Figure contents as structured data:

%%

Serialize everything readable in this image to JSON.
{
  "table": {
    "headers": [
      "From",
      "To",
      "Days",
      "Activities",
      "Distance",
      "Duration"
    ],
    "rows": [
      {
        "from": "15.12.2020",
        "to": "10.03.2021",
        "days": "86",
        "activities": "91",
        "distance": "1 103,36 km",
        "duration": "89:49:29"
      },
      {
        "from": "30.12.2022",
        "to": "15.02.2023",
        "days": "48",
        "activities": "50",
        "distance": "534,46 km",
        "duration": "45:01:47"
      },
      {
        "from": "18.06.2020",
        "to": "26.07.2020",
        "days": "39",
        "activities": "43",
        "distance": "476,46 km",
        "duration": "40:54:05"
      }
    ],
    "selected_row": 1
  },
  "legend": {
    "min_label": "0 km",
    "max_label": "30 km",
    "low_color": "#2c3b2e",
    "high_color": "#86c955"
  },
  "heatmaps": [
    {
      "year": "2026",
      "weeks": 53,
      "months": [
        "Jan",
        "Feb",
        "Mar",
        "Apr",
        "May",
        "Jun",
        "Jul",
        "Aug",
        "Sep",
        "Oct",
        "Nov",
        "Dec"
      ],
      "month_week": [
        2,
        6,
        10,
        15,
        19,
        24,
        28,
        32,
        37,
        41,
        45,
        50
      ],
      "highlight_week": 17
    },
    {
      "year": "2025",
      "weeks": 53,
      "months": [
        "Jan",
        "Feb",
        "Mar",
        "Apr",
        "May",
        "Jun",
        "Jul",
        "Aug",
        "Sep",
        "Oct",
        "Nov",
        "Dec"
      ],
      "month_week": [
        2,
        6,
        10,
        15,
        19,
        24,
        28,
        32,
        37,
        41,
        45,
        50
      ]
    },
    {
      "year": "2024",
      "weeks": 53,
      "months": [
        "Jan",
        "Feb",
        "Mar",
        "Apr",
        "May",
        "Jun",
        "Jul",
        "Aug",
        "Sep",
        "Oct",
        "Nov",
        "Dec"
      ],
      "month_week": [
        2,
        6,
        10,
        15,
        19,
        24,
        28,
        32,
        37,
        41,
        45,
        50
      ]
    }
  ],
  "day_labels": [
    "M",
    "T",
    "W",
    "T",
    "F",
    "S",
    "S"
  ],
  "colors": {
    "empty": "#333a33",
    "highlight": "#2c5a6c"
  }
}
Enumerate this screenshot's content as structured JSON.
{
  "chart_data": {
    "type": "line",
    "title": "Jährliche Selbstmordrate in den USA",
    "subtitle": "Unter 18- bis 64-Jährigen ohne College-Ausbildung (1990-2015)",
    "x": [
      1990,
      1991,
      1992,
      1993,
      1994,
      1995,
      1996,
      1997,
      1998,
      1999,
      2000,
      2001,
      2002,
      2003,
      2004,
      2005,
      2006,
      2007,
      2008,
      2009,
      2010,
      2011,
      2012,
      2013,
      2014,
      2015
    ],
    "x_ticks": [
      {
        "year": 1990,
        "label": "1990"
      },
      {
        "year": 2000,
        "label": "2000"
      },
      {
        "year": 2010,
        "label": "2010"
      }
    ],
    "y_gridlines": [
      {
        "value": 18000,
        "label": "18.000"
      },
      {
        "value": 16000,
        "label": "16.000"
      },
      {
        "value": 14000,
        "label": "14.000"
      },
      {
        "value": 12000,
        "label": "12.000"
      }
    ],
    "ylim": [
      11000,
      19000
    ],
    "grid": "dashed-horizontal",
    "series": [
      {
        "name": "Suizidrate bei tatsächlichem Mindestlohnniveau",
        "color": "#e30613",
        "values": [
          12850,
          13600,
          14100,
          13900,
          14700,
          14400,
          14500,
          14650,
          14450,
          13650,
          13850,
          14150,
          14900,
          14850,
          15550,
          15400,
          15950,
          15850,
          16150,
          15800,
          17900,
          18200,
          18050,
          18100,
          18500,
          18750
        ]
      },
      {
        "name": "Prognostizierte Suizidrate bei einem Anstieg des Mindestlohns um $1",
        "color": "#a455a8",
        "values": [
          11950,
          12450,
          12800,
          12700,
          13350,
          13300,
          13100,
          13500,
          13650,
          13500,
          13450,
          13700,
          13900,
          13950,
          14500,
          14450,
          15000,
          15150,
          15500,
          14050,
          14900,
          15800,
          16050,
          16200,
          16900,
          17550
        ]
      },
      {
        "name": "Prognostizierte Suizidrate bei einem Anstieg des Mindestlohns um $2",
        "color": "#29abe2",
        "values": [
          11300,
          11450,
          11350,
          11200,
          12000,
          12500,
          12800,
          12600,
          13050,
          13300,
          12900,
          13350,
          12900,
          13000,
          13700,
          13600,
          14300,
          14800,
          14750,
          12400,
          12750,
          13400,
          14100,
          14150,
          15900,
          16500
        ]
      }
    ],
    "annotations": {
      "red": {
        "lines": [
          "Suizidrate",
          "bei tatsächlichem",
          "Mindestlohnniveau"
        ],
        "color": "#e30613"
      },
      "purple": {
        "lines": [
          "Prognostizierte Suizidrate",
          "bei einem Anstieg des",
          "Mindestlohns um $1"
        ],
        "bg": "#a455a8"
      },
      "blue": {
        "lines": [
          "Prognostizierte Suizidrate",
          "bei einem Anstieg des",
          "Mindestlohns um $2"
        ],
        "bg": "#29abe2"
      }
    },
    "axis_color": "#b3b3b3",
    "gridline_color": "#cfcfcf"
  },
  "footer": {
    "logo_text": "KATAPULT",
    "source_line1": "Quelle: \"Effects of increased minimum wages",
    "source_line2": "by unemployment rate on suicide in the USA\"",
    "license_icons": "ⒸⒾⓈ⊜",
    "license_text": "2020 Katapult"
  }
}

%%

▸ **What the task asks**
Using the material above, print every entry exactly as written.

▸ **Reply**
Serialize everything readable in this image to JSON.
{
  "table": {
    "headers": [
      "From",
      "To",
      "Days",
      "Activities",
      "Distance",
      "Duration"
    ],
    "rows": [
      {
        "from": "15.12.2020",
        "to": "10.03.2021",
        "days": "86",
        "activities": "91",
        "distance": "1 103,36 km",
        "duration": "89:49:29"
      },
      {
        "from": "30.12.2022",
        "to": "15.02.2023",
        "days": "48",
        "activities": "50",
        "distance": "534,46 km",
        "duration": "45:01:47"
      },
      {
        "from": "18.06.2020",
        "to": "26.07.2020",
        "days": "39",
        "activities": "43",
        "distance": "476,46 km",
        "duration": "40:54:05"
      }
    ],
    "selected_row": 1
  },
  "legend": {
    "min_label": "0 km",
    "max_label": "30 km",
    "low_color": "#2c3b2e",
    "high_color": "#86c955"
  },
  "heatmaps": [
    {
      "year": "2026",
      "weeks": 53,
      "months": [
        "Jan",
        "Feb",
        "Mar",
        "Apr",
        "May",
        "Jun",
        "Jul",
        "Aug",
        "Sep",
        "Oct",
        "Nov",
        "Dec"
      ],
      "month_week": [
        2,
        6,
        10,
        15,
        19,
        24,
        28,
        32,
        37,
        41,
        45,
        50
      ],
      "highlight_week": 17
    },
    {
      "year": "2025",
      "weeks": 53,
      "months": [
        "Jan",
        "Feb",
        "Mar",
        "Apr",
        "May",
        "Jun",
        "Jul",
        "Aug",
        "Sep",
        "Oct",
        "Nov",
        "Dec"
      ],
      "month_week": [
        2,
        6,
        10,
        15,
        19,
        24,
        28,
        32,
        37,
        41,
        45,
        50
      ]
    },
    {
      "year": "2024",
      "weeks": 53,
      "months": [
        "Jan",
        "Feb",
        "Mar",
        "Apr",
        "May",
        "Jun",
        "Jul",
        "Aug",
        "Sep",
        "Oct",
        "Nov",
        "Dec"
      ],
      "month_week": [
        2,
        6,
        10,
        15,
        19,
        24,
        28,
        32,
        37,
        41,
        45,
        50
      ]
    }
  ],
  "day_labels": [
    "M",
    "T",
    "W",
    "T",
    "F",
    "S",
    "S"
  ],
  "colors": {
    "empty": "#333a33",
    "highlight": "#2c5a6c"
  }
}
Enumerate this screenshot's content as structured JSON.
{
  "chart_data": {
    "type": "line",
    "title": "Jährliche Selbstmordrate in den USA",
    "subtitle": "Unter 18- bis 64-Jährigen ohne College-Ausbildung (1990-2015)",
    "x": [
      1990,
      1991,
      1992,
      1993,
      1994,
      1995,
      1996,
      1997,
      1998,
      1999,
      2000,
      2001,
      2002,
      2003,
      2004,
      2005,
      2006,
      2007,
      2008,
      2009,
      2010,
      2011,
      2012,
      2013,
      2014,
      2015
    ],
    "x_ticks": [
      {
        "year": 1990,
        "label": "1990"
      },
      {
        "year": 2000,
        "label": "2000"
      },
      {
        "year": 2010,
        "label": "2010"
      }
    ],
    "y_gridlines": [
      {
        "value": 18000,
        "label": "18.000"
      },
      {
        "value": 16000,
        "label": "16.000"
      },
      {
        "value": 14000,
        "label": "14.000"
      },
      {
        "value": 12000,
        "label": "12.000"
      }
    ],
    "ylim": [
      11000,
      19000
    ],
    "grid": "dashed-horizontal",
    "series": [
      {
        "name": "Suizidrate bei tatsächlichem Mindestlohnniveau",
        "color": "#e30613",
        "values": [
          12850,
          13600,
          14100,
          13900,
          14700,
          14400,
          14500,
          14650,
          14450,
          13650,
          13850,
          14150,
          14900,
          14850,
          15550,
          15400,
          15950,
          15850,
          16150,
          15800,
          17900,
          18200,
          18050,
          18100,
          18500,
          18750
        ]
      },
      {
        "name": "Prognostizierte Suizidrate bei einem Anstieg des Mindestlohns um $1",
        "color": "#a455a8",
        "values": [
          11950,
          12450,
          12800,
          12700,
          13350,
          13300,
          13100,
          13500,
          13650,
          13500,
          13450,
          13700,
          13900,
          13950,
          14500,
          14450,
          15000,
          15150,
          15500,
          14050,
          14900,
          15800,
          16050,
          16200,
          16900,
          17550
        ]
      },
      {
        "name": "Prognostizierte Suizidrate bei einem Anstieg des Mindestlohns um $2",
        "color": "#29abe2",
        "values": [
          11300,
          11450,
          11350,
          11200,
          12000,
          12500,
          12800,
          12600,
          13050,
          13300,
          12900,
          13350,
          12900,
          13000,
          13700,
          13600,
          14300,
          14800,
          14750,
          12400,
          12750,
          13400,
          14100,
          14150,
          15900,
          16500
        ]
      }
    ],
    "annotations": {
      "red": {
        "lines": [
          "Suizidrate",
          "bei tatsächlichem",
          "Mindestlohnniveau"
        ],
        "color": "#e30613"
      },
      "purple": {
        "lines": [
          "Prognostizierte Suizidrate",
          "bei einem Anstieg des",
          "Mindestlohns um $1"
        ],
        "bg": "#a455a8"
      },
      "blue": {
        "lines": [
          "Prognostizierte Suizidrate",
          "bei einem Anstieg des",
          "Mindestlohns um $2"
        ],
        "bg": "#29abe2"
      }
    },
    "axis_color": "#b3b3b3",
    "gridline_color": "#cfcfcf"
  },
  "footer": {
    "logo_text": "KATAPULT",
    "source_line1": "Quelle: \"Effects of increased minimum wages",
    "source_line2": "by unemployment rate on suicide in the USA\"",
    "license_icons": "ⒸⒾⓈ⊜",
    "license_text": "2020 Katapult"
  }
}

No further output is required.